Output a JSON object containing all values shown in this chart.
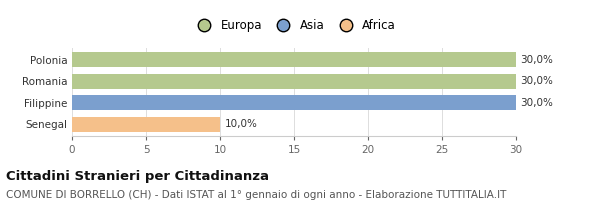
{
  "categories": [
    "Senegal",
    "Filippine",
    "Romania",
    "Polonia"
  ],
  "values": [
    10.0,
    30.0,
    30.0,
    30.0
  ],
  "bar_colors": [
    "#f5c08a",
    "#7b9fce",
    "#b5c98e",
    "#b5c98e"
  ],
  "value_labels": [
    "10,0%",
    "30,0%",
    "30,0%",
    "30,0%"
  ],
  "xlim": [
    0,
    30
  ],
  "xticks": [
    0,
    5,
    10,
    15,
    20,
    25,
    30
  ],
  "legend_items": [
    {
      "label": "Europa",
      "color": "#b5c98e"
    },
    {
      "label": "Asia",
      "color": "#7b9fce"
    },
    {
      "label": "Africa",
      "color": "#f5c08a"
    }
  ],
  "title": "Cittadini Stranieri per Cittadinanza",
  "subtitle": "COMUNE DI BORRELLO (CH) - Dati ISTAT al 1° gennaio di ogni anno - Elaborazione TUTTITALIA.IT",
  "bg_color": "#ffffff",
  "bar_height": 0.72,
  "title_fontsize": 9.5,
  "subtitle_fontsize": 7.5,
  "label_fontsize": 7.5,
  "tick_fontsize": 7.5,
  "legend_fontsize": 8.5
}
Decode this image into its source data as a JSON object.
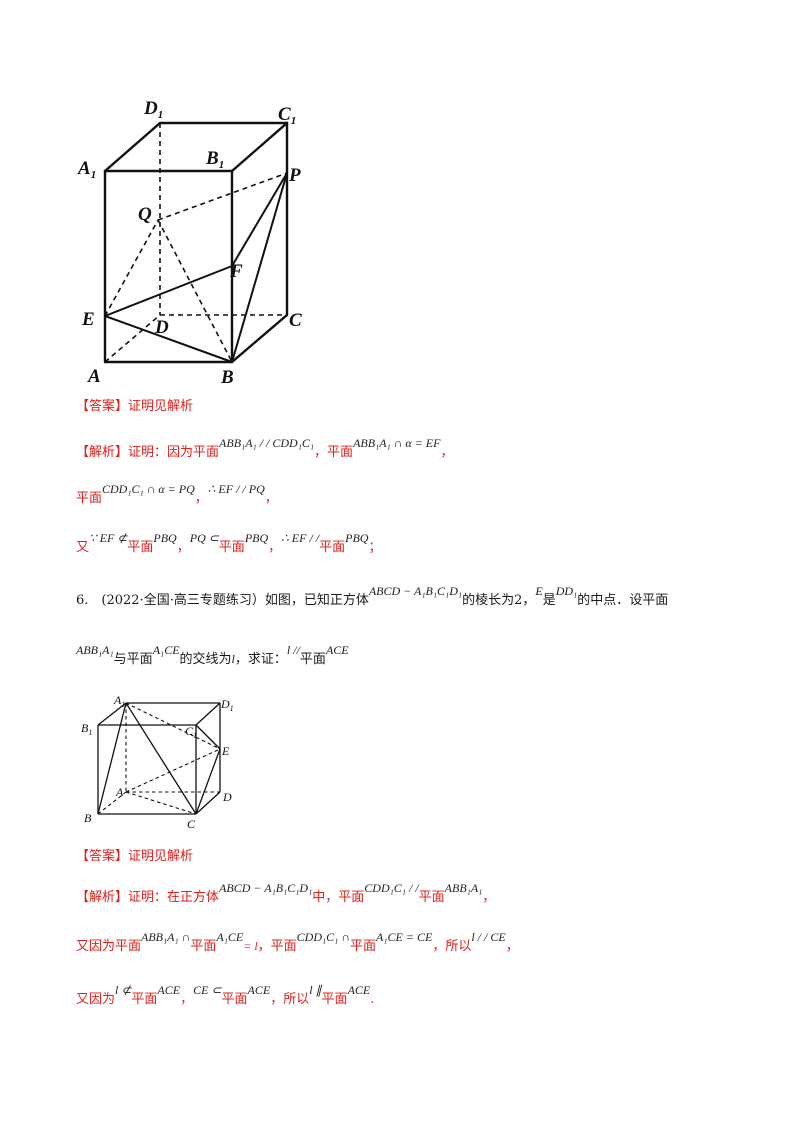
{
  "figure1": {
    "labels": {
      "D1": "D",
      "C1": "C",
      "A1": "A",
      "B1": "B",
      "P": "P",
      "Q": "Q",
      "F": "F",
      "E": "E",
      "D": "D",
      "C": "C",
      "A": "A",
      "B": "B",
      "sub1": "1"
    }
  },
  "answer1": {
    "tag": "【答案】",
    "text": "证明见解析"
  },
  "analysis1": {
    "tag": "【解析】",
    "line1": {
      "t1": "证明：因为平面",
      "m1": "ABB₁A₁ / / CDD₁C₁",
      "t2": "，平面",
      "m2": "ABB₁A₁ ∩ α = EF",
      "t3": "，"
    },
    "line2": {
      "t1": "平面",
      "m1": "CDD₁C₁ ∩ α = PQ",
      "t2": "，",
      "m2": "∴ EF / / PQ",
      "t3": "，"
    },
    "line3": {
      "t1": "又",
      "m1": "∵ EF ⊄",
      "t2": "平面",
      "m2": "PBQ",
      "t3": "，",
      "m3": "PQ ⊂",
      "t4": "平面",
      "m4": "PBQ",
      "t5": "，",
      "m5": "∴ EF / /",
      "t6": "平面",
      "m6": "PBQ",
      "t7": "；"
    }
  },
  "problem6": {
    "line1": {
      "t1": "6.　(2022·全国·高三专题练习）如图，已知正方体",
      "m1": "ABCD − A₁B₁C₁D₁",
      "t2": "的棱长为2，",
      "m2": "E",
      "t3": "是",
      "m3": "DD₁",
      "t4": "的中点．设平面"
    },
    "line2": {
      "m1": "ABB₁A₁",
      "t1": "与平面",
      "m2": "A₁CE",
      "t2": "的交线为",
      "m3": "l",
      "t3": "，求证：",
      "m4": "l //",
      "t4": "平面",
      "m5": "ACE"
    }
  },
  "figure2": {
    "labels": {
      "A1": "A",
      "D1": "D",
      "B1": "B",
      "C1": "C",
      "E": "E",
      "A": "A",
      "D": "D",
      "B": "B",
      "C": "C",
      "sub1": "1"
    }
  },
  "answer2": {
    "tag": "【答案】",
    "text": "证明见解析"
  },
  "analysis2": {
    "tag": "【解析】",
    "line1": {
      "t1": "证明：在正方体",
      "m1": "ABCD − A₁B₁C₁D₁",
      "t2": "中，平面",
      "m2": "CDD₁C₁ / /",
      "t3": "平面",
      "m3": "ABB₁A₁",
      "t4": "，"
    },
    "line2": {
      "t1": "又因为平面",
      "m1": "ABB₁A₁ ∩",
      "t2": "平面",
      "m2": "A₁CE",
      "m3": "= l",
      "t3": "，平面",
      "m4": "CDD₁C₁ ∩",
      "t4": "平面",
      "m5": "A₁CE = CE",
      "t5": "，所以",
      "m6": "l / / CE",
      "t6": "，"
    },
    "line3": {
      "t1": "又因为",
      "m1": "l ⊄",
      "t2": "平面",
      "m2": "ACE",
      "t3": "，",
      "m3": "CE ⊂",
      "t4": "平面",
      "m4": "ACE",
      "t5": "，所以",
      "m5": "l ∥",
      "t6": "平面",
      "m6": "ACE",
      "t7": "."
    }
  },
  "colors": {
    "red": "#e0201b",
    "text": "#1a1a1a"
  }
}
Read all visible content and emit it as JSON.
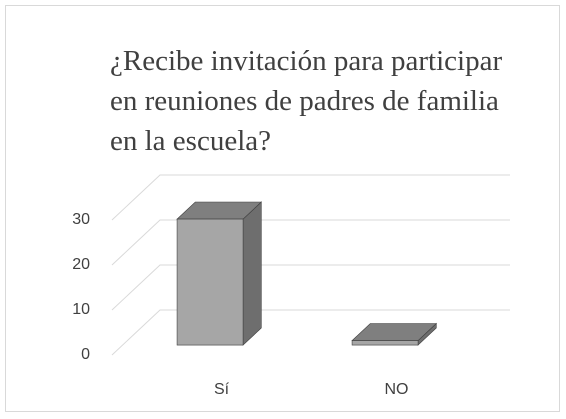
{
  "chart_data": {
    "type": "bar3d",
    "title": [
      "¿Recibe invitación para participar",
      "en reuniones de padres de familia",
      "en la escuela?"
    ],
    "categories": [
      "Sí",
      "NO"
    ],
    "values": [
      28,
      1
    ],
    "color": "#a6a6a6",
    "ylim": [
      0,
      30
    ],
    "yticks": [
      0,
      10,
      20,
      30
    ],
    "grid": true
  }
}
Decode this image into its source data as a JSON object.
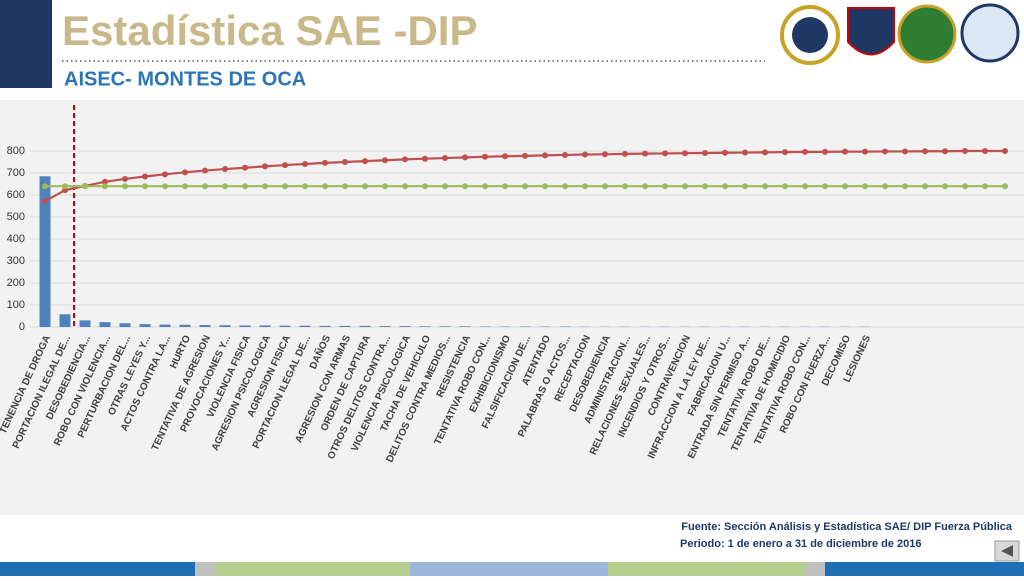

• • • • • • •

• _Direction_: Where a line above holds the string "values", show that line.

• _Task response_:
Output a JSON object containing all values shown in this chart.
  "values": [
    "values": [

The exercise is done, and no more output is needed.